:: Exercise ::
Lines that contain the string "exercices" are the ones to list; copy all of them from the records.

*** Opening of Records to use ***

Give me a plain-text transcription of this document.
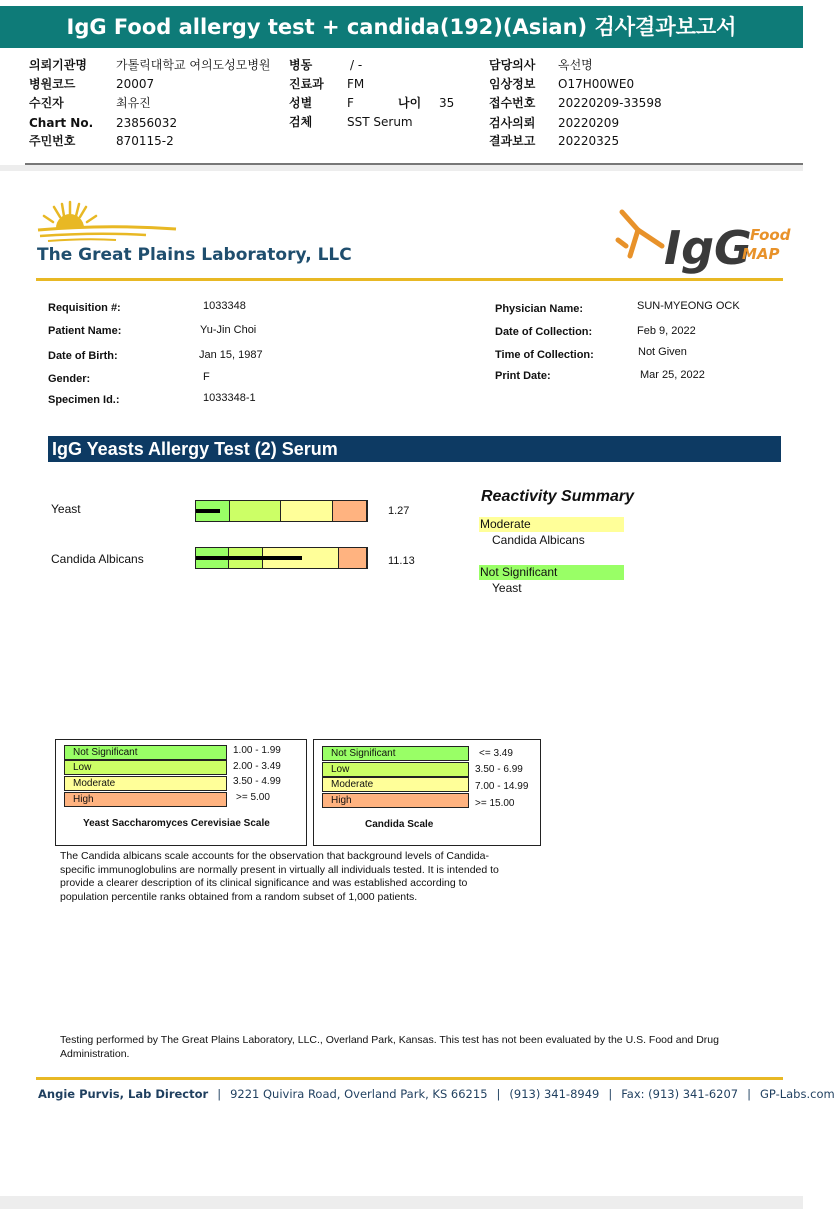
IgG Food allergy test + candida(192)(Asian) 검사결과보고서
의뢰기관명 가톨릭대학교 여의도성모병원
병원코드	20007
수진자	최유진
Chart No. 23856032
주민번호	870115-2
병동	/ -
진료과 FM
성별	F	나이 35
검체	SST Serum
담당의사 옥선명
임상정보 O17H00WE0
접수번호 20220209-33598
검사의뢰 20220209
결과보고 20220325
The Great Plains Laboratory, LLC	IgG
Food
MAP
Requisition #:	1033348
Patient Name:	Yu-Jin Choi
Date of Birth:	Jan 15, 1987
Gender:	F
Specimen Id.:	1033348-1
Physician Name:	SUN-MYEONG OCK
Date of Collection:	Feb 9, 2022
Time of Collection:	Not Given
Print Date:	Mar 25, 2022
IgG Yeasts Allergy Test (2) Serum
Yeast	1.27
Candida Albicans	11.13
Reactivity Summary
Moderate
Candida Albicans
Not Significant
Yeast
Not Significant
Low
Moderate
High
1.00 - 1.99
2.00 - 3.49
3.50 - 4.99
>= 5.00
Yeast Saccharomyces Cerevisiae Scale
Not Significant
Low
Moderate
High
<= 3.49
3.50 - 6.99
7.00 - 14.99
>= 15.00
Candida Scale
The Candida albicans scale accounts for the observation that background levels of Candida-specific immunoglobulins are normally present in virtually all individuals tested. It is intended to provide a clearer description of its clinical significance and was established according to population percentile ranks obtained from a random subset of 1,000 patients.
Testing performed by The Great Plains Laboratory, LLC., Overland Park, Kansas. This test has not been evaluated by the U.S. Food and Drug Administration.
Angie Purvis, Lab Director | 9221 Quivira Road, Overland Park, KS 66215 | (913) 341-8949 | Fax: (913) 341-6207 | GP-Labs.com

*** Close of Records to use ***
*** Opening of Records to use ***

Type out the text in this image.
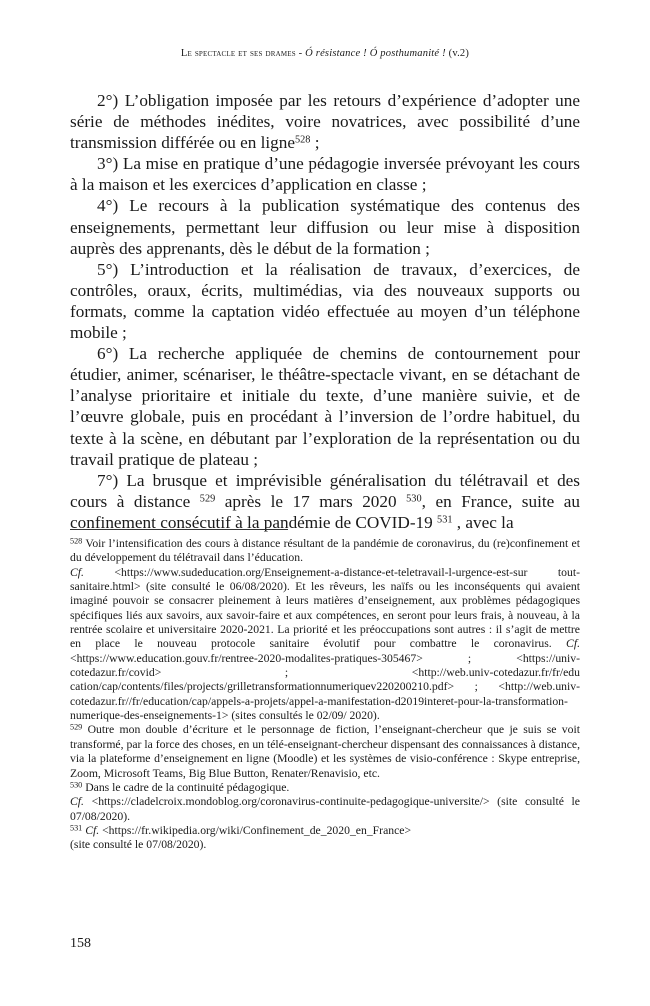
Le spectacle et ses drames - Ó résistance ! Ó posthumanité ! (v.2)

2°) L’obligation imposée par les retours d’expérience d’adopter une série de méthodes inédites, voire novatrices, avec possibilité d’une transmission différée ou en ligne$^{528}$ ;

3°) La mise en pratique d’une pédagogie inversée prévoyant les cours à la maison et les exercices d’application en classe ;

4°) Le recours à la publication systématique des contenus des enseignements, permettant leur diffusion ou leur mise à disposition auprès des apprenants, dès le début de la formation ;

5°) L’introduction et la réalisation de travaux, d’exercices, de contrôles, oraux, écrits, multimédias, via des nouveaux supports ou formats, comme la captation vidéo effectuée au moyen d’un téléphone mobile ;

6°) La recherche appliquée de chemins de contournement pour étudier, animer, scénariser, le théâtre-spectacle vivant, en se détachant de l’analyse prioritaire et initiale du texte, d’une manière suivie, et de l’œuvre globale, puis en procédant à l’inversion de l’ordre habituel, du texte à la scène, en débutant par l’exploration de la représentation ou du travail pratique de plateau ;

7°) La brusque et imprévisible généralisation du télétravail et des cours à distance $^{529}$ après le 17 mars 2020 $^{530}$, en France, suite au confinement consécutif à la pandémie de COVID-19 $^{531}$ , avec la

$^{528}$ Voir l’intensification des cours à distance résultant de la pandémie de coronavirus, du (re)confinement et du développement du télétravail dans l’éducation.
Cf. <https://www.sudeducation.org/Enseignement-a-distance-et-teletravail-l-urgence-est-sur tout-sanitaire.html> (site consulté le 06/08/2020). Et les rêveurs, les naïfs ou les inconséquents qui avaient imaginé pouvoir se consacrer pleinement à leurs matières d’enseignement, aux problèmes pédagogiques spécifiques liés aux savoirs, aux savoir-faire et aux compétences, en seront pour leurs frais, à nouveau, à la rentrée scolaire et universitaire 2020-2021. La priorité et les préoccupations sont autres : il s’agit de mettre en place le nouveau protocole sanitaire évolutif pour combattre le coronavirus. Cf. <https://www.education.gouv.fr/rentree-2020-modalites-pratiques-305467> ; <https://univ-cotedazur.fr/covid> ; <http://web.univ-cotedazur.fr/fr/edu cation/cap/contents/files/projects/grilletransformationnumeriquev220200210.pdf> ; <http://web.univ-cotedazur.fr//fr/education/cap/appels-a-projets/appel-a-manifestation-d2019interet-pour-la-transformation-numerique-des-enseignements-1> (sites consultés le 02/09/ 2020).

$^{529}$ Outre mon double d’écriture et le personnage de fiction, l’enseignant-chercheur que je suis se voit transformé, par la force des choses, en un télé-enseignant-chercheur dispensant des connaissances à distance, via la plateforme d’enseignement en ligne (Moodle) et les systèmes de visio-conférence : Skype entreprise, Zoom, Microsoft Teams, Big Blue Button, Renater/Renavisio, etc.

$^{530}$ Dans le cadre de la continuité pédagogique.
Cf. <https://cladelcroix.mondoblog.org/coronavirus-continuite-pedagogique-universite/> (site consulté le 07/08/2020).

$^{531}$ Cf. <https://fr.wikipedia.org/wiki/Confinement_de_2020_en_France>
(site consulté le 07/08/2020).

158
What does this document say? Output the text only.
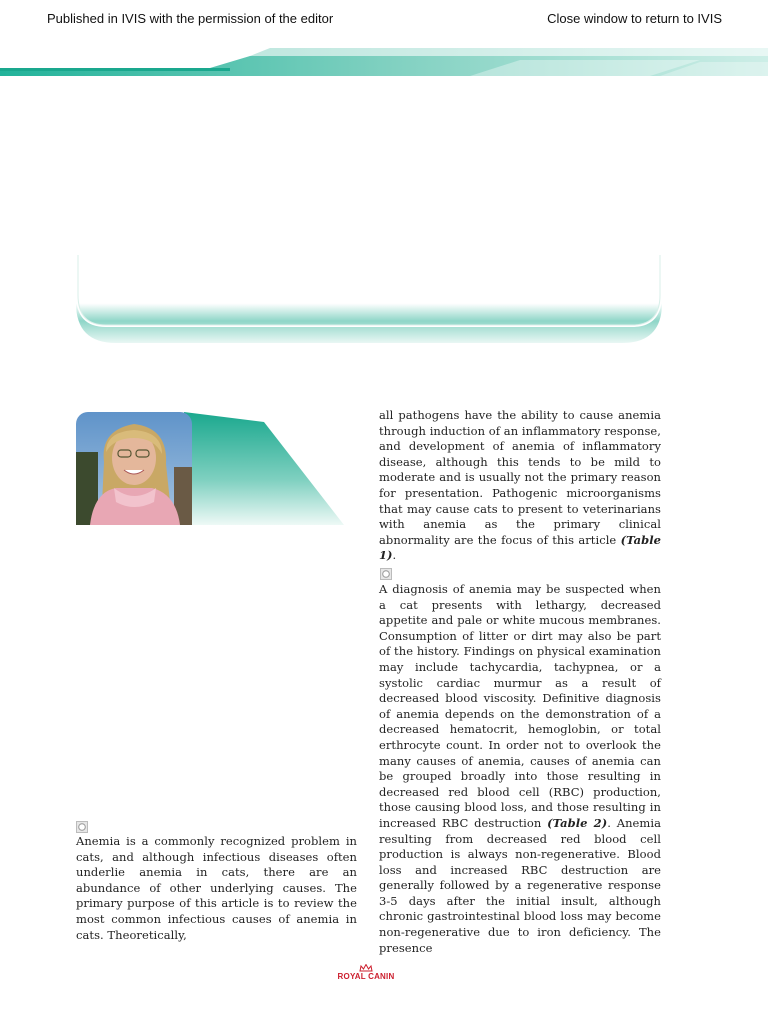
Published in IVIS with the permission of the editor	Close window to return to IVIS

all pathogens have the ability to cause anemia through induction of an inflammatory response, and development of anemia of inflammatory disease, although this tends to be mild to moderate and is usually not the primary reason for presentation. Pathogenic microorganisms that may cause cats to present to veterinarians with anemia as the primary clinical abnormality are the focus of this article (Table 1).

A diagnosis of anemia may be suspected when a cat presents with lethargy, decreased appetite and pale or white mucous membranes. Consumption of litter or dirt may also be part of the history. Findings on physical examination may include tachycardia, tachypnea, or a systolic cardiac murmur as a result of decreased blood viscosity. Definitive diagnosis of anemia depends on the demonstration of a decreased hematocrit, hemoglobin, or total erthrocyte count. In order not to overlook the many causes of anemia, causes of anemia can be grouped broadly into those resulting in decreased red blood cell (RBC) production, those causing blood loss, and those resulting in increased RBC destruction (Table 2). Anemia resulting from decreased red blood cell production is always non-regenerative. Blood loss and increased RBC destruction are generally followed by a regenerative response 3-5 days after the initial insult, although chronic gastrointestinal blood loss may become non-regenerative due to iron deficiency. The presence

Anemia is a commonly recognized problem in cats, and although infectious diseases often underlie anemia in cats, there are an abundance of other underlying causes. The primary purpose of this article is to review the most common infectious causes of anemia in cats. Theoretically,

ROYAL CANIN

*** Close of Records to use ***

:: Result of this exercise ::
3°) La mise en pratique d’une pédagogie inversée prévoyant les cours à la maison et les exercices d’application en classe ;
5°) L’introduction et la réalisation de travaux, d’exercices, de contrôles, oraux, écrits, multimédias, via des nouveaux supports ou formats, comme la captation vidéo effectuée au moyen d’un téléphone mobile ;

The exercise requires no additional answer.